PROVIDED DATA =>

— Start —

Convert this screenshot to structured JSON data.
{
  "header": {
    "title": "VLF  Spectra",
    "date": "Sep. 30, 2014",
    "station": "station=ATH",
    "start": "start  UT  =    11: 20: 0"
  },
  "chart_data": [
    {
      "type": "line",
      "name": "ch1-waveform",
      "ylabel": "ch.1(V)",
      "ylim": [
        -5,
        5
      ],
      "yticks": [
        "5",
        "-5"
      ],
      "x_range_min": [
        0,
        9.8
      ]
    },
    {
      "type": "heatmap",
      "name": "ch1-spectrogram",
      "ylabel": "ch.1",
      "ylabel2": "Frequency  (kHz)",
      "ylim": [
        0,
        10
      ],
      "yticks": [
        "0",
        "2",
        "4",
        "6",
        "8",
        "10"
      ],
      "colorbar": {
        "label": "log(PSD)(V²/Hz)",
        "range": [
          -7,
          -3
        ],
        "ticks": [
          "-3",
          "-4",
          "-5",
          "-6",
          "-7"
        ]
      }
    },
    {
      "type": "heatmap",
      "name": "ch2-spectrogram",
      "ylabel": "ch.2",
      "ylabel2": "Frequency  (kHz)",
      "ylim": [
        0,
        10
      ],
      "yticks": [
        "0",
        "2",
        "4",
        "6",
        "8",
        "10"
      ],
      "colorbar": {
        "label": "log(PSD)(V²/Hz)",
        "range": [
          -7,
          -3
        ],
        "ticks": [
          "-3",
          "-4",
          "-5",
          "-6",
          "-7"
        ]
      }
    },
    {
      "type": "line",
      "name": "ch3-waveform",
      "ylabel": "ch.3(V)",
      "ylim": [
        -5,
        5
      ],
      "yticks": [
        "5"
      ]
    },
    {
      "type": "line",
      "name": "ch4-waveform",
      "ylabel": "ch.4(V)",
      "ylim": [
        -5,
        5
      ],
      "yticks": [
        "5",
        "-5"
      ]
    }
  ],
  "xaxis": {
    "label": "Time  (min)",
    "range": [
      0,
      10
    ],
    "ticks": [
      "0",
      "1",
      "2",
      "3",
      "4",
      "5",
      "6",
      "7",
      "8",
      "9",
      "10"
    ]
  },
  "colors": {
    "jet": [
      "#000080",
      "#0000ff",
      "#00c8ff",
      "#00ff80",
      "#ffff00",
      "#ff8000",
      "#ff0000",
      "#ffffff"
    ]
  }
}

— End —

INSTRUCTIONS FOR THE TASK =>
Return what is listed above, exactly and completely.

THE OUTPUT =>
Convert this screenshot to structured JSON data.
{
  "header": {
    "title": "VLF  Spectra",
    "date": "Sep. 30, 2014",
    "station": "station=ATH",
    "start": "start  UT  =    11: 20: 0"
  },
  "chart_data": [
    {
      "type": "line",
      "name": "ch1-waveform",
      "ylabel": "ch.1(V)",
      "ylim": [
        -5,
        5
      ],
      "yticks": [
        "5",
        "-5"
      ],
      "x_range_min": [
        0,
        9.8
      ]
    },
    {
      "type": "heatmap",
      "name": "ch1-spectrogram",
      "ylabel": "ch.1",
      "ylabel2": "Frequency  (kHz)",
      "ylim": [
        0,
        10
      ],
      "yticks": [
        "0",
        "2",
        "4",
        "6",
        "8",
        "10"
      ],
      "colorbar": {
        "label": "log(PSD)(V²/Hz)",
        "range": [
          -7,
          -3
        ],
        "ticks": [
          "-3",
          "-4",
          "-5",
          "-6",
          "-7"
        ]
      }
    },
    {
      "type": "heatmap",
      "name": "ch2-spectrogram",
      "ylabel": "ch.2",
      "ylabel2": "Frequency  (kHz)",
      "ylim": [
        0,
        10
      ],
      "yticks": [
        "0",
        "2",
        "4",
        "6",
        "8",
        "10"
      ],
      "colorbar": {
        "label": "log(PSD)(V²/Hz)",
        "range": [
          -7,
          -3
        ],
        "ticks": [
          "-3",
          "-4",
          "-5",
          "-6",
          "-7"
        ]
      }
    },
    {
      "type": "line",
      "name": "ch3-waveform",
      "ylabel": "ch.3(V)",
      "ylim": [
        -5,
        5
      ],
      "yticks": [
        "5"
      ]
    },
    {
      "type": "line",
      "name": "ch4-waveform",
      "ylabel": "ch.4(V)",
      "ylim": [
        -5,
        5
      ],
      "yticks": [
        "5",
        "-5"
      ]
    }
  ],
  "xaxis": {
    "label": "Time  (min)",
    "range": [
      0,
      10
    ],
    "ticks": [
      "0",
      "1",
      "2",
      "3",
      "4",
      "5",
      "6",
      "7",
      "8",
      "9",
      "10"
    ]
  },
  "colors": {
    "jet": [
      "#000080",
      "#0000ff",
      "#00c8ff",
      "#00ff80",
      "#ffff00",
      "#ff8000",
      "#ff0000",
      "#ffffff"
    ]
  }
}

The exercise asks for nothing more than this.